--- Begin ---

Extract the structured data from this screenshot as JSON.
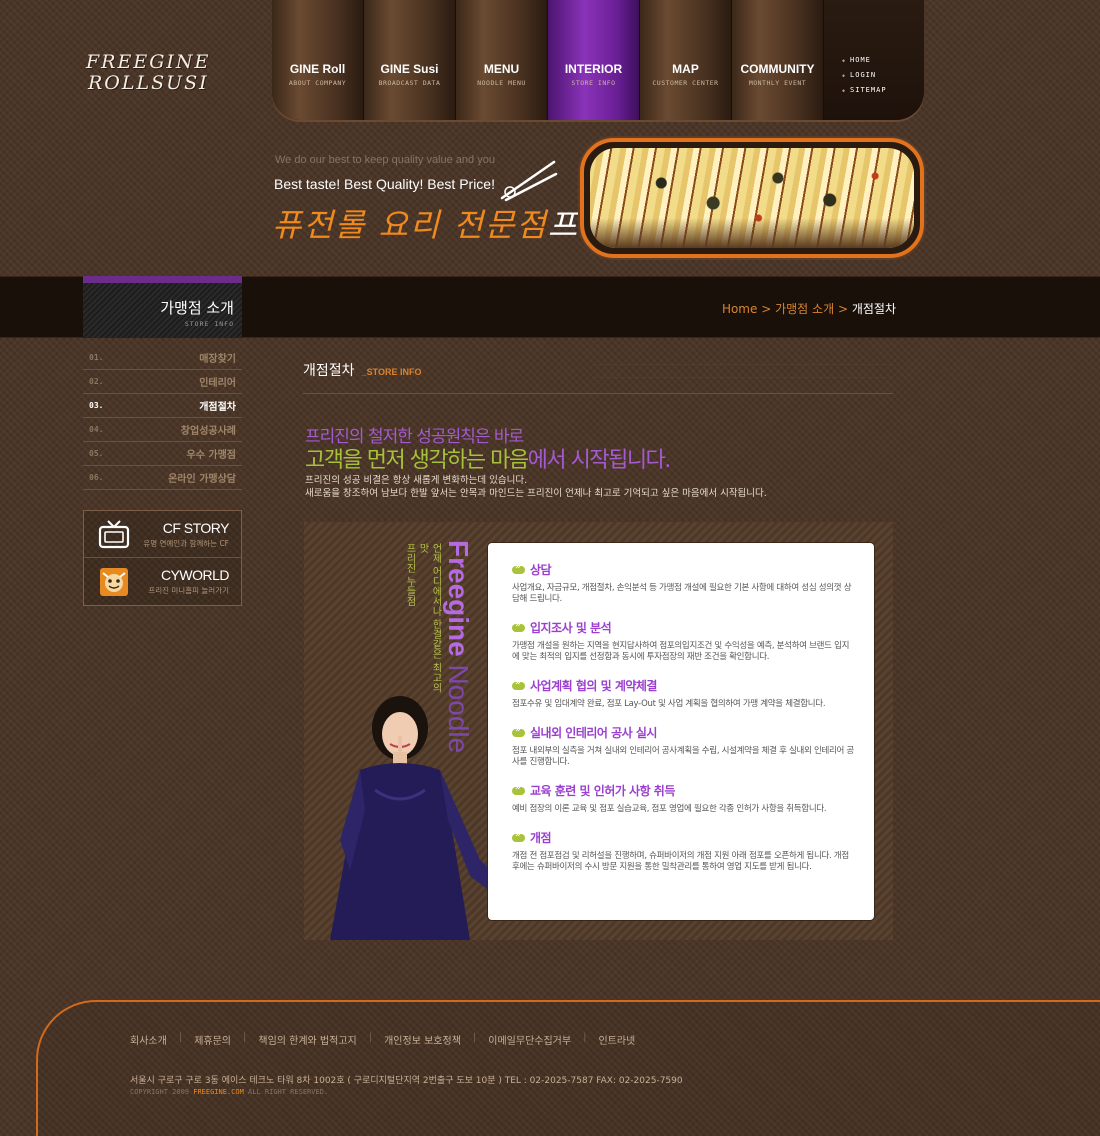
{
  "logo": {
    "line1": "FREEGINE",
    "line2": "ROLLSUSI"
  },
  "nav": {
    "items": [
      {
        "title": "GINE Roll",
        "sub": "ABOUT COMPANY"
      },
      {
        "title": "GINE Susi",
        "sub": "BROADCAST DATA"
      },
      {
        "title": "MENU",
        "sub": "NOODLE MENU"
      },
      {
        "title": "INTERIOR",
        "sub": "STORE INFO"
      },
      {
        "title": "MAP",
        "sub": "CUSTOMER CENTER"
      },
      {
        "title": "COMMUNITY",
        "sub": "MONTHLY EVENT"
      }
    ],
    "active_index": 3,
    "utility": [
      "HOME",
      "LOGIN",
      "SITEMAP"
    ]
  },
  "hero": {
    "sub": "We do our best to keep quality value and you",
    "tagline": "Best taste! Best Quality! Best Price!",
    "title": "퓨전롤 요리 전문점",
    "title_brand": "프리진!"
  },
  "section": {
    "title": "가맹점 소개",
    "sub": "STORE INFO",
    "breadcrumb": {
      "home": "Home",
      "sep": ">",
      "parent": "가맹점 소개",
      "current": "개점절차"
    }
  },
  "sidebar": {
    "items": [
      {
        "num": "01.",
        "label": "매장찾기"
      },
      {
        "num": "02.",
        "label": "인테리어"
      },
      {
        "num": "03.",
        "label": "개점절차"
      },
      {
        "num": "04.",
        "label": "창업성공사례"
      },
      {
        "num": "05.",
        "label": "우수 가맹점"
      },
      {
        "num": "06.",
        "label": "온라인 가맹상담"
      }
    ],
    "active_index": 2,
    "banners": [
      {
        "title": "CF STORY",
        "sub": "유명 연예인과 함께하는 CF",
        "icon": "tv-icon"
      },
      {
        "title": "CYWORLD",
        "sub": "프리진 미니홈피 놀러가기",
        "icon": "cyworld-icon"
      }
    ]
  },
  "content": {
    "title": "개점절차",
    "title_sub": "_STORE INFO",
    "intro_line1": "프리진의 철저한 성공원칙은 바로",
    "intro_line2_green": "고객을 먼저 생각하는 마음",
    "intro_line2_purple": "에서 시작됩니다.",
    "intro_p1": "프리진의 성공 비결은 항상 새롭게 변화하는데 있습니다.",
    "intro_p2": "새로움을 창조하여 남보다 한발 앞서는 안목과 마인드는 프리진이 언제나 최고로 기억되고 싶은 마음에서 시작됩니다.",
    "brand_bold": "Freegine",
    "brand_light": "Noodle",
    "brand_sub1": "언제 어디에서나 한결같은 최고의 맛",
    "brand_sub2": "프리진 누들점",
    "steps": [
      {
        "title": "상담",
        "desc": "사업개요, 자금규모, 개점절차, 손익분석 등 가맹점 개설에 필요한 기본 사항에 대하여 성심 성의껏 상담해 드립니다."
      },
      {
        "title": "입지조사 및 분석",
        "desc": "가맹점 개설을 원하는 지역을 현지답사하여 점포의입지조건 및 수익성을 예측, 분석하여 브랜드 입지에 맞는 최적의 입지를 선정함과 동시에 투자점장의 재반 조건을 확인합니다."
      },
      {
        "title": "사업계획 협의 및 계약체결",
        "desc": "점포수유 및 임대계약 완료, 점포 Lay-Out 및 사업 계획을 협의하여 가맹 계약을 체결합니다."
      },
      {
        "title": "실내외 인테리어 공사 실시",
        "desc": "점포 내외부의 실측을 거쳐 실내외 인테리어 공사계획을 수립, 시설계약을 체결 후 실내외 인테리어 공사를 진행합니다."
      },
      {
        "title": "교육 훈련 및 인허가 사항 취득",
        "desc": "예비 점장의 이론 교육 및 점포 실습교육, 점포 영업에 필요한 각종 인허가 사항을 취득합니다."
      },
      {
        "title": "개점",
        "desc": "개점 전 점포점검 및 리허설을 진행하며, 슈퍼바이저의 개점 지원 아래 점포를 오픈하게 됩니다. 개점 후에는 슈퍼바이저의 수시 방문 지원을 통한 밀착관리를 통하여 영업 지도를 받게 됩니다."
      }
    ]
  },
  "footer": {
    "links": [
      "회사소개",
      "제휴문의",
      "책임의 한계와 법적고지",
      "개인정보 보호정책",
      "이메일무단수집거부",
      "인트라넷"
    ],
    "address": "서울시 구로구 구로 3동 에이스 테크노 타워 8차 1002호 ( 구로디지털단지역 2번출구 도보 10분 )   TEL : 02-2025-7587   FAX: 02-2025-7590",
    "copyright_pre": "COPYRIGHT 2009",
    "copyright_brand": "FREEGINE.COM",
    "copyright_post": "ALL RIGHT RESERVED."
  },
  "colors": {
    "accent_orange": "#e2721c",
    "accent_purple": "#8a33b9",
    "accent_green": "#a8c23a",
    "background": "#4a3526"
  }
}
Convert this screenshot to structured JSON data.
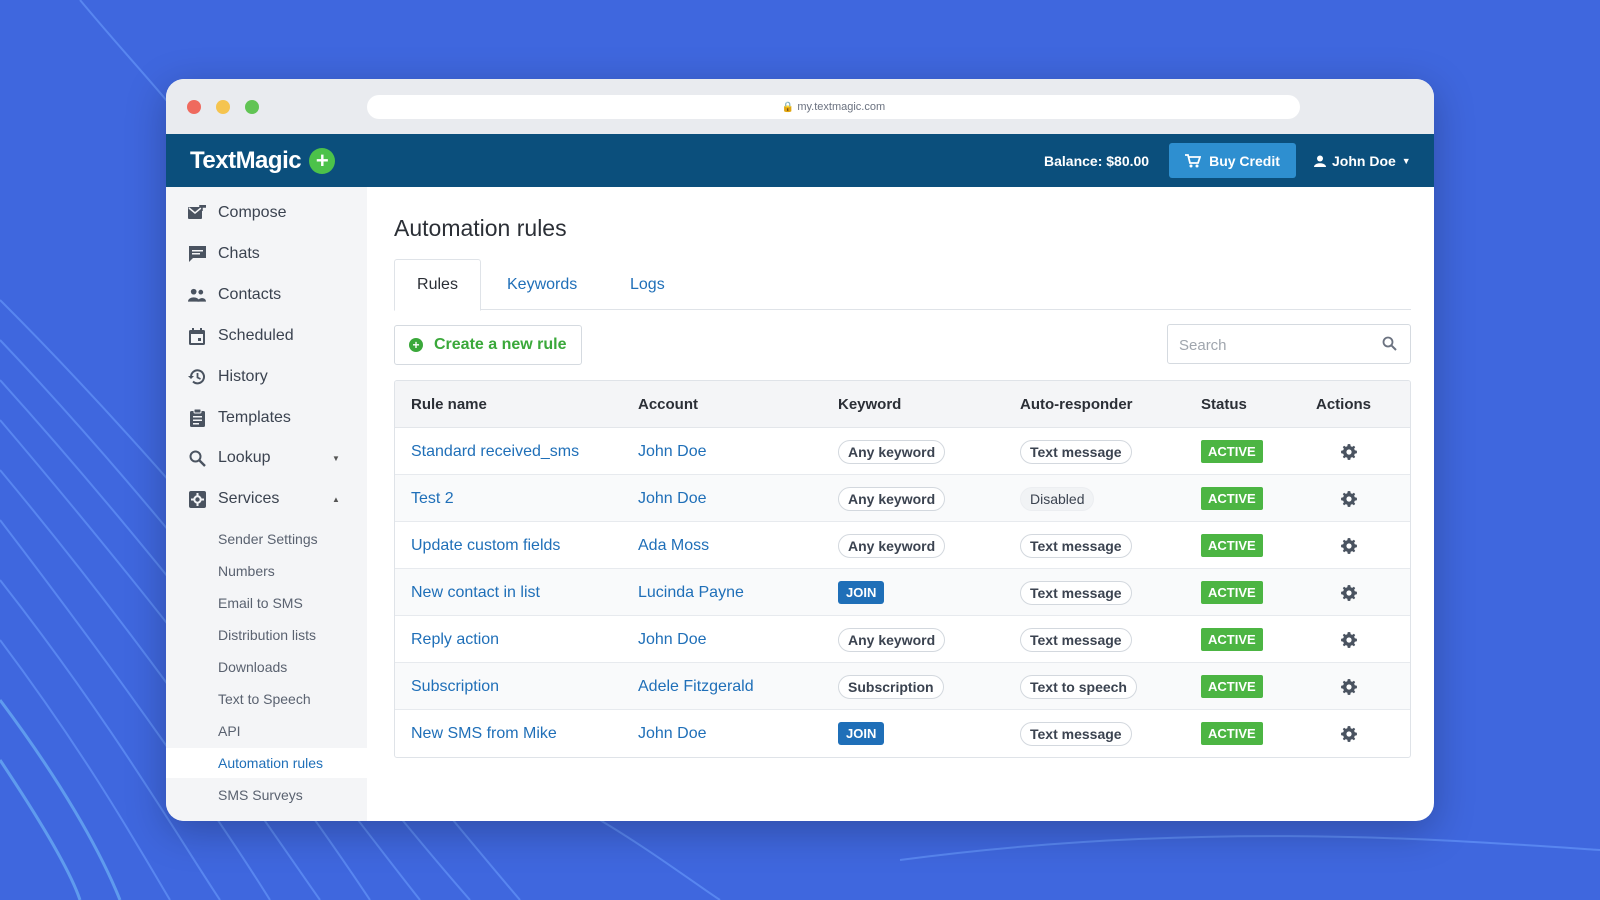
{
  "browser": {
    "url": "my.textmagic.com"
  },
  "header": {
    "logo": "TextMagic",
    "balance": "Balance: $80.00",
    "buy_credit": "Buy Credit",
    "user_name": "John Doe"
  },
  "sidebar": {
    "items": [
      {
        "label": "Compose",
        "icon": "compose-icon"
      },
      {
        "label": "Chats",
        "icon": "chat-icon"
      },
      {
        "label": "Contacts",
        "icon": "contacts-icon"
      },
      {
        "label": "Scheduled",
        "icon": "calendar-icon"
      },
      {
        "label": "History",
        "icon": "history-icon"
      },
      {
        "label": "Templates",
        "icon": "clipboard-icon"
      },
      {
        "label": "Lookup",
        "icon": "search-icon"
      },
      {
        "label": "Services",
        "icon": "services-icon"
      }
    ],
    "services_sub": [
      {
        "label": "Sender Settings"
      },
      {
        "label": "Numbers"
      },
      {
        "label": "Email to SMS"
      },
      {
        "label": "Distribution lists"
      },
      {
        "label": "Downloads"
      },
      {
        "label": "Text to Speech"
      },
      {
        "label": "API"
      },
      {
        "label": "Automation rules"
      },
      {
        "label": "SMS Surveys"
      }
    ],
    "active_sub": "Automation rules"
  },
  "main": {
    "title": "Automation rules",
    "tabs": [
      {
        "label": "Rules",
        "active": true
      },
      {
        "label": "Keywords",
        "active": false
      },
      {
        "label": "Logs",
        "active": false
      }
    ],
    "create_button": "Create a new rule",
    "search_placeholder": "Search"
  },
  "table": {
    "headers": [
      "Rule name",
      "Account",
      "Keyword",
      "Auto-responder",
      "Status",
      "Actions"
    ],
    "rows": [
      {
        "rule": "Standard received_sms",
        "account": "John Doe",
        "keyword": "Any keyword",
        "keyword_type": "pill",
        "auto": "Text message",
        "auto_type": "pill",
        "status": "ACTIVE"
      },
      {
        "rule": "Test 2",
        "account": "John Doe",
        "keyword": "Any keyword",
        "keyword_type": "pill",
        "auto": "Disabled",
        "auto_type": "muted",
        "status": "ACTIVE"
      },
      {
        "rule": "Update custom fields",
        "account": "Ada Moss",
        "keyword": "Any keyword",
        "keyword_type": "pill",
        "auto": "Text message",
        "auto_type": "pill",
        "status": "ACTIVE"
      },
      {
        "rule": "New contact in list",
        "account": "Lucinda Payne",
        "keyword": "JOIN",
        "keyword_type": "join",
        "auto": "Text message",
        "auto_type": "pill",
        "status": "ACTIVE"
      },
      {
        "rule": "Reply action",
        "account": "John Doe",
        "keyword": "Any keyword",
        "keyword_type": "pill",
        "auto": "Text message",
        "auto_type": "pill",
        "status": "ACTIVE"
      },
      {
        "rule": "Subscription",
        "account": "Adele Fitzgerald",
        "keyword": "Subscription",
        "keyword_type": "pill",
        "auto": "Text to speech",
        "auto_type": "pill",
        "status": "ACTIVE"
      },
      {
        "rule": "New SMS from Mike",
        "account": "John Doe",
        "keyword": "JOIN",
        "keyword_type": "join",
        "auto": "Text message",
        "auto_type": "pill",
        "status": "ACTIVE"
      }
    ]
  },
  "colors": {
    "background": "#3f67de",
    "topbar": "#0b4f7c",
    "accent_blue": "#1f6fb8",
    "active_green": "#4cb543"
  }
}
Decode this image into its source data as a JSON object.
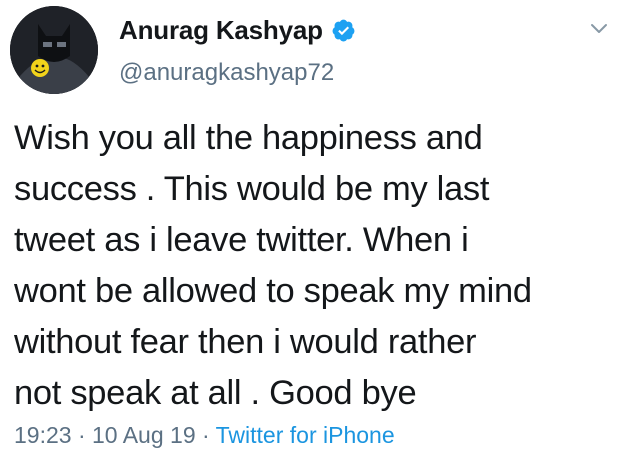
{
  "tweet": {
    "author": {
      "display_name": "Anurag Kashyap",
      "handle": "@anuragkashyap72",
      "verified": true
    },
    "text_lines": [
      "Wish you all the happiness and",
      "success . This would be my last",
      "tweet as i leave twitter. When i",
      "wont be allowed to speak my mind",
      "without fear then i would rather",
      "not speak at all . Good bye"
    ],
    "meta": {
      "time": "19:23",
      "separator": " · ",
      "date": "10 Aug 19",
      "source": "Twitter for iPhone"
    }
  },
  "icons": {
    "verified": "verified-badge-icon",
    "menu": "chevron-down-icon"
  },
  "colors": {
    "verified_blue": "#1da1f2",
    "link_blue": "#1b95e0",
    "secondary_text": "#5b7083",
    "primary_text": "#14171a"
  }
}
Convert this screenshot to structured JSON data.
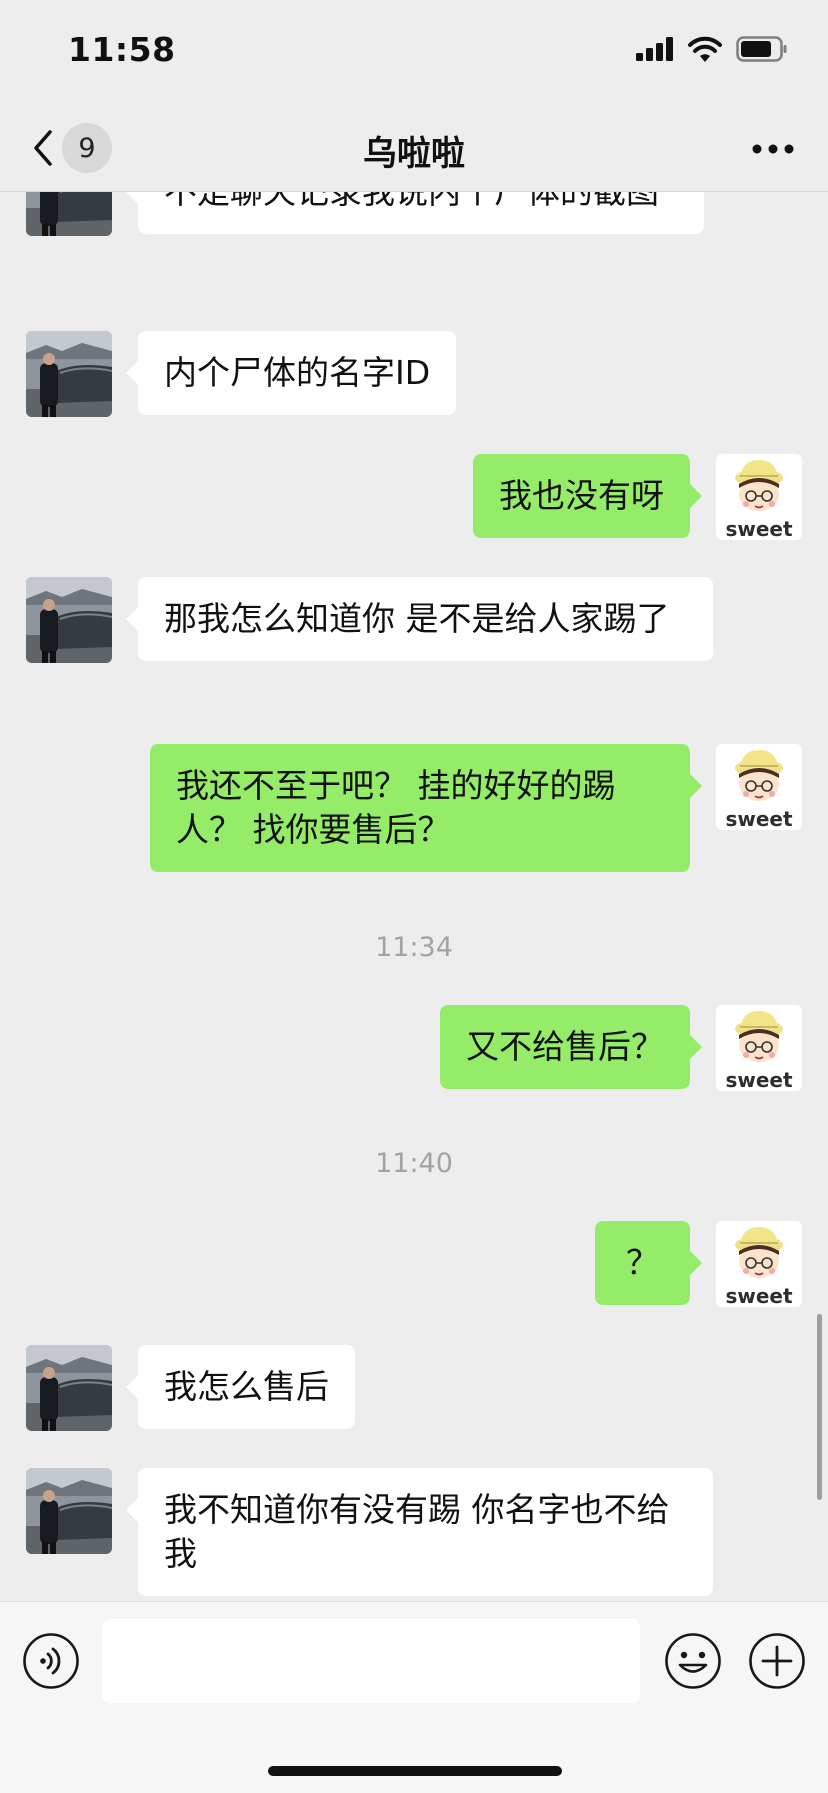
{
  "status_bar": {
    "time": "11:58",
    "battery_level": 0.8
  },
  "nav": {
    "unread_count": "9",
    "title": "乌啦啦"
  },
  "avatars": {
    "self_caption": "sweet"
  },
  "messages": [
    {
      "side": "left",
      "text": "不是聊天记录我说内个尸体的截图"
    },
    {
      "side": "left",
      "text": "内个尸体的名字ID"
    },
    {
      "side": "right",
      "text": "我也没有呀"
    },
    {
      "side": "left",
      "text": "那我怎么知道你 是不是给人家踢了"
    },
    {
      "side": "right",
      "text": "我还不至于吧？ 挂的好好的踢人？ 找你要售后？"
    },
    {
      "time": "11:34"
    },
    {
      "side": "right",
      "text": "又不给售后？"
    },
    {
      "time": "11:40"
    },
    {
      "side": "right",
      "text": "？"
    },
    {
      "side": "left",
      "text": "我怎么售后"
    },
    {
      "side": "left",
      "text": "我不知道你有没有踢 你名字也不给我"
    }
  ],
  "input": {
    "value": ""
  },
  "colors": {
    "self_bubble": "#95ec69",
    "other_bubble": "#ffffff",
    "background": "#ededed"
  }
}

--- End ---

▸ Requirement
Copy, exactly and exclusively, the lines beginning with the one that contains "Decode this image" and ending with the last line of the listing; pictures are to be omitted.

▸ Output
Decode this image into its source data as a JSON object.
{
  "tweet": {
    "author": {
      "display_name": "Anurag Kashyap",
      "handle": "@anuragkashyap72",
      "verified": true
    },
    "text_lines": [
      "Wish you all the happiness and",
      "success . This would be my last",
      "tweet as i leave twitter. When i",
      "wont be allowed to speak my mind",
      "without fear then i would rather",
      "not speak at all . Good bye"
    ],
    "meta": {
      "time": "19:23",
      "separator": " · ",
      "date": "10 Aug 19",
      "source": "Twitter for iPhone"
    }
  },
  "icons": {
    "verified": "verified-badge-icon",
    "menu": "chevron-down-icon"
  },
  "colors": {
    "verified_blue": "#1da1f2",
    "link_blue": "#1b95e0",
    "secondary_text": "#5b7083",
    "primary_text": "#14171a"
  }
}
Convert this screenshot to structured JSON data.
{
  "status_bar": {
    "time": "11:58",
    "battery_level": 0.8
  },
  "nav": {
    "unread_count": "9",
    "title": "乌啦啦"
  },
  "avatars": {
    "self_caption": "sweet"
  },
  "messages": [
    {
      "side": "left",
      "text": "不是聊天记录我说内个尸体的截图"
    },
    {
      "side": "left",
      "text": "内个尸体的名字ID"
    },
    {
      "side": "right",
      "text": "我也没有呀"
    },
    {
      "side": "left",
      "text": "那我怎么知道你 是不是给人家踢了"
    },
    {
      "side": "right",
      "text": "我还不至于吧？ 挂的好好的踢人？ 找你要售后？"
    },
    {
      "time": "11:34"
    },
    {
      "side": "right",
      "text": "又不给售后？"
    },
    {
      "time": "11:40"
    },
    {
      "side": "right",
      "text": "？"
    },
    {
      "side": "left",
      "text": "我怎么售后"
    },
    {
      "side": "left",
      "text": "我不知道你有没有踢 你名字也不给我"
    }
  ],
  "input": {
    "value": ""
  },
  "colors": {
    "self_bubble": "#95ec69",
    "other_bubble": "#ffffff",
    "background": "#ededed"
  }
}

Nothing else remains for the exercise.